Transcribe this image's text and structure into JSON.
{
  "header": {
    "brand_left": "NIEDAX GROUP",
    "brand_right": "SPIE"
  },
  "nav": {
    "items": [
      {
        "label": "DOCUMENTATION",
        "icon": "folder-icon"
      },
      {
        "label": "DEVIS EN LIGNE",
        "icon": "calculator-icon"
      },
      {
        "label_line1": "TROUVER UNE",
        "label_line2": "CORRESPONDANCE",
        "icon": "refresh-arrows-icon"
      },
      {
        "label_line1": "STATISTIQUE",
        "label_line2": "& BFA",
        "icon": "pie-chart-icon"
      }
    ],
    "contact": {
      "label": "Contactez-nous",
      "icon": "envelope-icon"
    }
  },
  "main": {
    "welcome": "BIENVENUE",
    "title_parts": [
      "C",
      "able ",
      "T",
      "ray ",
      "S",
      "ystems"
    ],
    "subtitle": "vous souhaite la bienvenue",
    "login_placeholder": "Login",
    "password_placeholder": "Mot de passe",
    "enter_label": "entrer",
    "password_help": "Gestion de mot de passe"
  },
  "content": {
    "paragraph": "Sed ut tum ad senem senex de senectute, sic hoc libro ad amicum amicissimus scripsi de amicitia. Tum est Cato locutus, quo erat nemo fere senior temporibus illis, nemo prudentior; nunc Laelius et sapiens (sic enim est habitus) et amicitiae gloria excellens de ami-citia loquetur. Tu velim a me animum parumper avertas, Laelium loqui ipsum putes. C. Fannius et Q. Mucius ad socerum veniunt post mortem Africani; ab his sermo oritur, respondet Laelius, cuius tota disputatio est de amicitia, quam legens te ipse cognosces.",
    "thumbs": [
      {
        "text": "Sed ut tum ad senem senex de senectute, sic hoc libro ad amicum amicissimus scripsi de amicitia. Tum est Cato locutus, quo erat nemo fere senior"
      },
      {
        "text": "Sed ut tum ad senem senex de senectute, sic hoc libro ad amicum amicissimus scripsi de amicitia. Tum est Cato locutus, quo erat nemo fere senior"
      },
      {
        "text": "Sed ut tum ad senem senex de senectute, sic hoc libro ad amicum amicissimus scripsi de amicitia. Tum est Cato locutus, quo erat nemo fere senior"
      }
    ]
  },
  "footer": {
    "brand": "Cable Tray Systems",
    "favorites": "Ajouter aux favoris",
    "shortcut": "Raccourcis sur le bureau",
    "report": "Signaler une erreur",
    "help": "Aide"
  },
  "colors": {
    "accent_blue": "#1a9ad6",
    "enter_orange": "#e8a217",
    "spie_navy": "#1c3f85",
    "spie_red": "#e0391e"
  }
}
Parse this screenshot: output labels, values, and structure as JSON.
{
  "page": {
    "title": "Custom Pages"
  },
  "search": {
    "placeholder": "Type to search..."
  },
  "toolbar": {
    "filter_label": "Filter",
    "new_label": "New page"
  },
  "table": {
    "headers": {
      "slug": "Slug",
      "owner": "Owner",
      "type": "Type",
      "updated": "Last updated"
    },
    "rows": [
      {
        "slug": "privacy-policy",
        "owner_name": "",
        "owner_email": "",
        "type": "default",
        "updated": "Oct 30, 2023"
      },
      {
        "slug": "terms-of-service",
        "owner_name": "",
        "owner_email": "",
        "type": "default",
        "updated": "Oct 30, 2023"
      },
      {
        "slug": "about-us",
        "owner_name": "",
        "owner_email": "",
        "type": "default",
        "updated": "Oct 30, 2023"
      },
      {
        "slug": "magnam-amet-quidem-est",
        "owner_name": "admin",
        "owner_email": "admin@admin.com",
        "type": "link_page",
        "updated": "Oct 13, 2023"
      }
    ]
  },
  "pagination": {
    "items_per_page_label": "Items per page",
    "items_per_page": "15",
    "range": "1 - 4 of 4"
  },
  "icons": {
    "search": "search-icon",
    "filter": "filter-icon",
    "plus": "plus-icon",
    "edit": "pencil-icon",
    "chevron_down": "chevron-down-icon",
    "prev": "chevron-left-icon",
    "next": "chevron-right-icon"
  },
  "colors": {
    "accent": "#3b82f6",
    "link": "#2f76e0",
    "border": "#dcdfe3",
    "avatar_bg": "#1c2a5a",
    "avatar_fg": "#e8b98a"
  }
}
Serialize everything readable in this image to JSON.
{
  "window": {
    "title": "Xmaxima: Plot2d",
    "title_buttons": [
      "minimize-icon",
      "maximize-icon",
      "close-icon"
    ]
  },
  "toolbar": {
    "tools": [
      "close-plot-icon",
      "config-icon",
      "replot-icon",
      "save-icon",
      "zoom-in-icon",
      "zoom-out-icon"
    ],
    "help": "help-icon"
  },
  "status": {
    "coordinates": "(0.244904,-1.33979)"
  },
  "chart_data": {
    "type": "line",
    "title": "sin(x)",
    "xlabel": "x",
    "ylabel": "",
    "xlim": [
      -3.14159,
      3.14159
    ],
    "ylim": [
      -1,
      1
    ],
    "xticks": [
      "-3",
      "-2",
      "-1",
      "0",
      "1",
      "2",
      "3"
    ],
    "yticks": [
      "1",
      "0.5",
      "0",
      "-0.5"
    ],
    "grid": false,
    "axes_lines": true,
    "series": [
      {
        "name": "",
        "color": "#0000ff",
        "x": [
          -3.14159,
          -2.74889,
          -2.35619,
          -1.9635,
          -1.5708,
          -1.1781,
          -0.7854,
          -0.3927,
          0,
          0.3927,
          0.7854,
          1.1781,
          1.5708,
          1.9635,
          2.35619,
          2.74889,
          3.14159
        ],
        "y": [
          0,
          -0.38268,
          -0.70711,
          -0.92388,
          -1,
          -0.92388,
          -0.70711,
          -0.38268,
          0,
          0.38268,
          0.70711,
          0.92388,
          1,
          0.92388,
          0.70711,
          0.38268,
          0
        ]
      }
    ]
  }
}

Short task = What do the records say? Quote them all exactly.

Solution for this exercise =
Transcribe this image's text and structure into JSON.
{
  "header": {
    "brand_left": "NIEDAX GROUP",
    "brand_right": "SPIE"
  },
  "nav": {
    "items": [
      {
        "label": "DOCUMENTATION",
        "icon": "folder-icon"
      },
      {
        "label": "DEVIS EN LIGNE",
        "icon": "calculator-icon"
      },
      {
        "label_line1": "TROUVER UNE",
        "label_line2": "CORRESPONDANCE",
        "icon": "refresh-arrows-icon"
      },
      {
        "label_line1": "STATISTIQUE",
        "label_line2": "& BFA",
        "icon": "pie-chart-icon"
      }
    ],
    "contact": {
      "label": "Contactez-nous",
      "icon": "envelope-icon"
    }
  },
  "main": {
    "welcome": "BIENVENUE",
    "title_parts": [
      "C",
      "able ",
      "T",
      "ray ",
      "S",
      "ystems"
    ],
    "subtitle": "vous souhaite la bienvenue",
    "login_placeholder": "Login",
    "password_placeholder": "Mot de passe",
    "enter_label": "entrer",
    "password_help": "Gestion de mot de passe"
  },
  "content": {
    "paragraph": "Sed ut tum ad senem senex de senectute, sic hoc libro ad amicum amicissimus scripsi de amicitia. Tum est Cato locutus, quo erat nemo fere senior temporibus illis, nemo prudentior; nunc Laelius et sapiens (sic enim est habitus) et amicitiae gloria excellens de ami-citia loquetur. Tu velim a me animum parumper avertas, Laelium loqui ipsum putes. C. Fannius et Q. Mucius ad socerum veniunt post mortem Africani; ab his sermo oritur, respondet Laelius, cuius tota disputatio est de amicitia, quam legens te ipse cognosces.",
    "thumbs": [
      {
        "text": "Sed ut tum ad senem senex de senectute, sic hoc libro ad amicum amicissimus scripsi de amicitia. Tum est Cato locutus, quo erat nemo fere senior"
      },
      {
        "text": "Sed ut tum ad senem senex de senectute, sic hoc libro ad amicum amicissimus scripsi de amicitia. Tum est Cato locutus, quo erat nemo fere senior"
      },
      {
        "text": "Sed ut tum ad senem senex de senectute, sic hoc libro ad amicum amicissimus scripsi de amicitia. Tum est Cato locutus, quo erat nemo fere senior"
      }
    ]
  },
  "footer": {
    "brand": "Cable Tray Systems",
    "favorites": "Ajouter aux favoris",
    "shortcut": "Raccourcis sur le bureau",
    "report": "Signaler une erreur",
    "help": "Aide"
  },
  "colors": {
    "accent_blue": "#1a9ad6",
    "enter_orange": "#e8a217",
    "spie_navy": "#1c3f85",
    "spie_red": "#e0391e"
  }
}
Parse this screenshot: output labels, values, and structure as JSON.
{
  "page": {
    "title": "Custom Pages"
  },
  "search": {
    "placeholder": "Type to search..."
  },
  "toolbar": {
    "filter_label": "Filter",
    "new_label": "New page"
  },
  "table": {
    "headers": {
      "slug": "Slug",
      "owner": "Owner",
      "type": "Type",
      "updated": "Last updated"
    },
    "rows": [
      {
        "slug": "privacy-policy",
        "owner_name": "",
        "owner_email": "",
        "type": "default",
        "updated": "Oct 30, 2023"
      },
      {
        "slug": "terms-of-service",
        "owner_name": "",
        "owner_email": "",
        "type": "default",
        "updated": "Oct 30, 2023"
      },
      {
        "slug": "about-us",
        "owner_name": "",
        "owner_email": "",
        "type": "default",
        "updated": "Oct 30, 2023"
      },
      {
        "slug": "magnam-amet-quidem-est",
        "owner_name": "admin",
        "owner_email": "admin@admin.com",
        "type": "link_page",
        "updated": "Oct 13, 2023"
      }
    ]
  },
  "pagination": {
    "items_per_page_label": "Items per page",
    "items_per_page": "15",
    "range": "1 - 4 of 4"
  },
  "icons": {
    "search": "search-icon",
    "filter": "filter-icon",
    "plus": "plus-icon",
    "edit": "pencil-icon",
    "chevron_down": "chevron-down-icon",
    "prev": "chevron-left-icon",
    "next": "chevron-right-icon"
  },
  "colors": {
    "accent": "#3b82f6",
    "link": "#2f76e0",
    "border": "#dcdfe3",
    "avatar_bg": "#1c2a5a",
    "avatar_fg": "#e8b98a"
  }
}
Serialize everything readable in this image to JSON.
{
  "window": {
    "title": "Xmaxima: Plot2d",
    "title_buttons": [
      "minimize-icon",
      "maximize-icon",
      "close-icon"
    ]
  },
  "toolbar": {
    "tools": [
      "close-plot-icon",
      "config-icon",
      "replot-icon",
      "save-icon",
      "zoom-in-icon",
      "zoom-out-icon"
    ],
    "help": "help-icon"
  },
  "status": {
    "coordinates": "(0.244904,-1.33979)"
  },
  "chart_data": {
    "type": "line",
    "title": "sin(x)",
    "xlabel": "x",
    "ylabel": "",
    "xlim": [
      -3.14159,
      3.14159
    ],
    "ylim": [
      -1,
      1
    ],
    "xticks": [
      "-3",
      "-2",
      "-1",
      "0",
      "1",
      "2",
      "3"
    ],
    "yticks": [
      "1",
      "0.5",
      "0",
      "-0.5"
    ],
    "grid": false,
    "axes_lines": true,
    "series": [
      {
        "name": "",
        "color": "#0000ff",
        "x": [
          -3.14159,
          -2.74889,
          -2.35619,
          -1.9635,
          -1.5708,
          -1.1781,
          -0.7854,
          -0.3927,
          0,
          0.3927,
          0.7854,
          1.1781,
          1.5708,
          1.9635,
          2.35619,
          2.74889,
          3.14159
        ],
        "y": [
          0,
          -0.38268,
          -0.70711,
          -0.92388,
          -1,
          -0.92388,
          -0.70711,
          -0.38268,
          0,
          0.38268,
          0.70711,
          0.92388,
          1,
          0.92388,
          0.70711,
          0.38268,
          0
        ]
      }
    ]
  }
}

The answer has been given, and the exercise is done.